◆ Given records:
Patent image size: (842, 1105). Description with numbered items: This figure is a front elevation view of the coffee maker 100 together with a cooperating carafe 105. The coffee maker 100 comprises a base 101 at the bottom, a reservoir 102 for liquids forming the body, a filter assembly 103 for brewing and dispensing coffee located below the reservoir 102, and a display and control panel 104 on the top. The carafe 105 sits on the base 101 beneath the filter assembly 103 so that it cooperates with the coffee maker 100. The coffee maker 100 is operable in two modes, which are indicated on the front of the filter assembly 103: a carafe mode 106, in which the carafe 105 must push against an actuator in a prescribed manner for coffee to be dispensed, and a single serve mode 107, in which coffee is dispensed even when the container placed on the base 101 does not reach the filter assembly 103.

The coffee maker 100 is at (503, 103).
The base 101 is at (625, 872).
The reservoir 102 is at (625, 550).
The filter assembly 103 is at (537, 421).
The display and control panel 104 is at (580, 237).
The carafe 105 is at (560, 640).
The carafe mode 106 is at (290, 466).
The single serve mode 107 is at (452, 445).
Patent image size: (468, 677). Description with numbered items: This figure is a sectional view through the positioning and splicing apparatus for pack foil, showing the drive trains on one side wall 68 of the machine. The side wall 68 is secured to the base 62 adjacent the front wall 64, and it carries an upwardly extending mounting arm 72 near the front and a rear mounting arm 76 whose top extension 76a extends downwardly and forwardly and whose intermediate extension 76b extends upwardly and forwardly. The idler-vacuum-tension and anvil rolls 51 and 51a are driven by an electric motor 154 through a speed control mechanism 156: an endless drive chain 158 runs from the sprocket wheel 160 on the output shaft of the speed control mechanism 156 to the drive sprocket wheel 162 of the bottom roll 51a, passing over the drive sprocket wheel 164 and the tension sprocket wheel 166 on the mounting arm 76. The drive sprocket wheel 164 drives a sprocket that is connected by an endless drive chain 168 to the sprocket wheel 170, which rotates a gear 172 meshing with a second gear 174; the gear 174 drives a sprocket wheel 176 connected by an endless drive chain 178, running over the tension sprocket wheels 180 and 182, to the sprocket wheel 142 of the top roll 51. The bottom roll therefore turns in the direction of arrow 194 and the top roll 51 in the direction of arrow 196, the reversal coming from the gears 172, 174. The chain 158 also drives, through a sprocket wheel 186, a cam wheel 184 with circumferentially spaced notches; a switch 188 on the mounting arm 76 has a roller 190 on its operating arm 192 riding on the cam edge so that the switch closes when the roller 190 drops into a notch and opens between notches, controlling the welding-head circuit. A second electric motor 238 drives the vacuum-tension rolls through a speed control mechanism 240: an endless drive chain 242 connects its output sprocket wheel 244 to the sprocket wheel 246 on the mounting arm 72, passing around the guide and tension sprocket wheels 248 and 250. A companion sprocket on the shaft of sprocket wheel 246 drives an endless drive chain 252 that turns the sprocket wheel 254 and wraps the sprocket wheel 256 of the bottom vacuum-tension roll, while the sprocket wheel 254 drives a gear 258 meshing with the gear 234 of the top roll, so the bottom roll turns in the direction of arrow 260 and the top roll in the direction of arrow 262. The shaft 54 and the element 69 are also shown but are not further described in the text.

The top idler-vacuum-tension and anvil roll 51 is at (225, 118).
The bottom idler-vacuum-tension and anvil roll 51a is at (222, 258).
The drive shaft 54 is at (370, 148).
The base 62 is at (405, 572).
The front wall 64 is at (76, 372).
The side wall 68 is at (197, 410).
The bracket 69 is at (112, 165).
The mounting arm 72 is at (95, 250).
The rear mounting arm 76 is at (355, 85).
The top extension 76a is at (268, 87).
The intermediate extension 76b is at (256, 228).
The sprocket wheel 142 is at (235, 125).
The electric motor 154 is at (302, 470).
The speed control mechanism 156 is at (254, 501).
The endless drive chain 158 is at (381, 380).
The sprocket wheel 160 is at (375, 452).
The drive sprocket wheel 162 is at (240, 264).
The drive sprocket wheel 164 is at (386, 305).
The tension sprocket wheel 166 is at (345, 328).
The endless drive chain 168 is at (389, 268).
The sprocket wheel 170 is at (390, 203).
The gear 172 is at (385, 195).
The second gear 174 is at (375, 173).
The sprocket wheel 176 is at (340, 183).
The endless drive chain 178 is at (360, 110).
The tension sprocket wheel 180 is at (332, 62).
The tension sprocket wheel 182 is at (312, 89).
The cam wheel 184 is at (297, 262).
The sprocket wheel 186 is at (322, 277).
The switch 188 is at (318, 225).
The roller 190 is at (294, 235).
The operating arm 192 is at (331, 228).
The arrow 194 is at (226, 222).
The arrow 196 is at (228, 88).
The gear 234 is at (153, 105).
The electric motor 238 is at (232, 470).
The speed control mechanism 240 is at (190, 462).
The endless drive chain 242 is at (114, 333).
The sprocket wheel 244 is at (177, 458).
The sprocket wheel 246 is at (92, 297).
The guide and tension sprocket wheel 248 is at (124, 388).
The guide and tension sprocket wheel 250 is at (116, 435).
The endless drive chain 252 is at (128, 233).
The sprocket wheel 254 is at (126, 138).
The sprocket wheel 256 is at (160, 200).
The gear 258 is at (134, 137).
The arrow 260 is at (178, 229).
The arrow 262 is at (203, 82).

◆ What is expected: Can you update the entries above by replacing every "Description with numbered items" with "Description with reference numerals" and leaving everything else unchanged?

◆ Correct result:
Patent image size: (842, 1105). Description with reference numerals: This figure is a front elevation view of the coffee maker 100 together with a cooperating carafe 105. The coffee maker 100 comprises a base 101 at the bottom, a reservoir 102 for liquids forming the body, a filter assembly 103 for brewing and dispensing coffee located below the reservoir 102, and a display and control panel 104 on the top. The carafe 105 sits on the base 101 beneath the filter assembly 103 so that it cooperates with the coffee maker 100. The coffee maker 100 is operable in two modes, which are indicated on the front of the filter assembly 103: a carafe mode 106, in which the carafe 105 must push against an actuator in a prescribed manner for coffee to be dispensed, and a single serve mode 107, in which coffee is dispensed even when the container placed on the base 101 does not reach the filter assembly 103.

The coffee maker 100 is at (503, 103).
The base 101 is at (625, 872).
The reservoir 102 is at (625, 550).
The filter assembly 103 is at (537, 421).
The display and control panel 104 is at (580, 237).
The carafe 105 is at (560, 640).
The carafe mode 106 is at (290, 466).
The single serve mode 107 is at (452, 445).
Patent image size: (468, 677). Description with reference numerals: This figure is a sectional view through the positioning and splicing apparatus for pack foil, showing the drive trains on one side wall 68 of the machine. The side wall 68 is secured to the base 62 adjacent the front wall 64, and it carries an upwardly extending mounting arm 72 near the front and a rear mounting arm 76 whose top extension 76a extends downwardly and forwardly and whose intermediate extension 76b extends upwardly and forwardly. The idler-vacuum-tension and anvil rolls 51 and 51a are driven by an electric motor 154 through a speed control mechanism 156: an endless drive chain 158 runs from the sprocket wheel 160 on the output shaft of the speed control mechanism 156 to the drive sprocket wheel 162 of the bottom roll 51a, passing over the drive sprocket wheel 164 and the tension sprocket wheel 166 on the mounting arm 76. The drive sprocket wheel 164 drives a sprocket that is connected by an endless drive chain 168 to the sprocket wheel 170, which rotates a gear 172 meshing with a second gear 174; the gear 174 drives a sprocket wheel 176 connected by an endless drive chain 178, running over the tension sprocket wheels 180 and 182, to the sprocket wheel 142 of the top roll 51. The bottom roll therefore turns in the direction of arrow 194 and the top roll 51 in the direction of arrow 196, the reversal coming from the gears 172, 174. The chain 158 also drives, through a sprocket wheel 186, a cam wheel 184 with circumferentially spaced notches; a switch 188 on the mounting arm 76 has a roller 190 on its operating arm 192 riding on the cam edge so that the switch closes when the roller 190 drops into a notch and opens between notches, controlling the welding-head circuit. A second electric motor 238 drives the vacuum-tension rolls through a speed control mechanism 240: an endless drive chain 242 connects its output sprocket wheel 244 to the sprocket wheel 246 on the mounting arm 72, passing around the guide and tension sprocket wheels 248 and 250. A companion sprocket on the shaft of sprocket wheel 246 drives an endless drive chain 252 that turns the sprocket wheel 254 and wraps the sprocket wheel 256 of the bottom vacuum-tension roll, while the sprocket wheel 254 drives a gear 258 meshing with the gear 234 of the top roll, so the bottom roll turns in the direction of arrow 260 and the top roll in the direction of arrow 262. The shaft 54 and the element 69 are also shown but are not further described in the text.

The top idler-vacuum-tension and anvil roll 51 is at (225, 118).
The bottom idler-vacuum-tension and anvil roll 51a is at (222, 258).
The drive shaft 54 is at (370, 148).
The base 62 is at (405, 572).
The front wall 64 is at (76, 372).
The side wall 68 is at (197, 410).
The bracket 69 is at (112, 165).
The mounting arm 72 is at (95, 250).
The rear mounting arm 76 is at (355, 85).
The top extension 76a is at (268, 87).
The intermediate extension 76b is at (256, 228).
The sprocket wheel 142 is at (235, 125).
The electric motor 154 is at (302, 470).
The speed control mechanism 156 is at (254, 501).
The endless drive chain 158 is at (381, 380).
The sprocket wheel 160 is at (375, 452).
The drive sprocket wheel 162 is at (240, 264).
The drive sprocket wheel 164 is at (386, 305).
The tension sprocket wheel 166 is at (345, 328).
The endless drive chain 168 is at (389, 268).
The sprocket wheel 170 is at (390, 203).
The gear 172 is at (385, 195).
The second gear 174 is at (375, 173).
The sprocket wheel 176 is at (340, 183).
The endless drive chain 178 is at (360, 110).
The tension sprocket wheel 180 is at (332, 62).
The tension sprocket wheel 182 is at (312, 89).
The cam wheel 184 is at (297, 262).
The sprocket wheel 186 is at (322, 277).
The switch 188 is at (318, 225).
The roller 190 is at (294, 235).
The operating arm 192 is at (331, 228).
The arrow 194 is at (226, 222).
The arrow 196 is at (228, 88).
The gear 234 is at (153, 105).
The electric motor 238 is at (232, 470).
The speed control mechanism 240 is at (190, 462).
The endless drive chain 242 is at (114, 333).
The sprocket wheel 244 is at (177, 458).
The sprocket wheel 246 is at (92, 297).
The guide and tension sprocket wheel 248 is at (124, 388).
The guide and tension sprocket wheel 250 is at (116, 435).
The endless drive chain 252 is at (128, 233).
The sprocket wheel 254 is at (126, 138).
The sprocket wheel 256 is at (160, 200).
The gear 258 is at (134, 137).
The arrow 260 is at (178, 229).
The arrow 262 is at (203, 82).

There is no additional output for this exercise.